** What is required **
Return each line of the listing that contains the string "parties".

** Data to process **
------

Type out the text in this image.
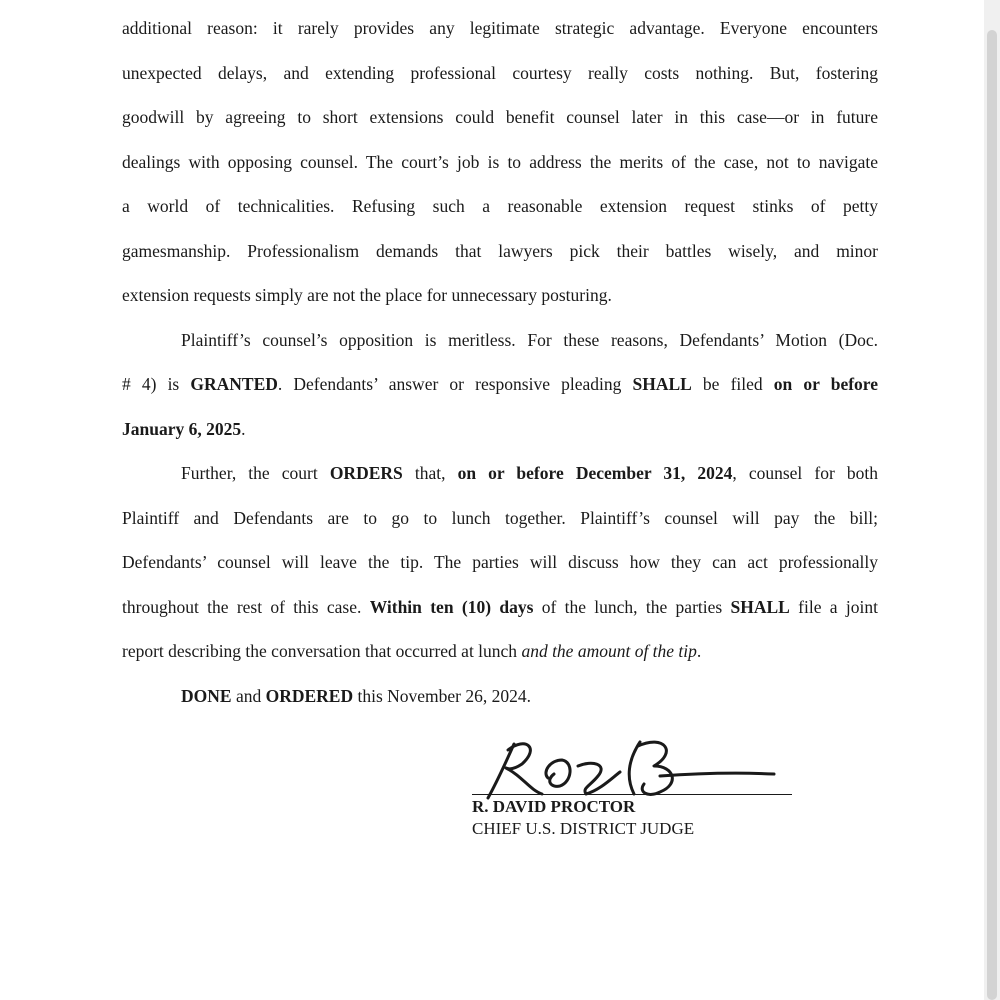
additional reason: it rarely provides any legitimate strategic advantage. Everyone encounters
unexpected delays, and extending professional courtesy really costs nothing. But, fostering
goodwill by agreeing to short extensions could benefit counsel later in this case—or in future
dealings with opposing counsel. The court’s job is to address the merits of the case, not to navigate
a world of technicalities. Refusing such a reasonable extension request stinks of petty
gamesmanship. Professionalism demands that lawyers pick their battles wisely, and minor
extension requests simply are not the place for unnecessary posturing.
Plaintiff’s counsel’s opposition is meritless. For these reasons, Defendants’ Motion (Doc.
# 4) is GRANTED. Defendants’ answer or responsive pleading SHALL be filed on or before
January 6, 2025.
Further, the court ORDERS that, on or before December 31, 2024, counsel for both
Plaintiff and Defendants are to go to lunch together. Plaintiff’s counsel will pay the bill;
Defendants’ counsel will leave the tip. The parties will discuss how they can act professionally
throughout the rest of this case. Within ten (10) days of the lunch, the parties SHALL file a joint
report describing the conversation that occurred at lunch and the amount of the tip.
DONE and ORDERED this November 26, 2024.
R. DAVID PROCTOR
CHIEF U.S. DISTRICT JUDGE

------

** Task output **
Defendants’ counsel will leave the tip. The parties will discuss how they can act professionally
throughout the rest of this case. Within ten (10) days of the lunch, the parties SHALL file a joint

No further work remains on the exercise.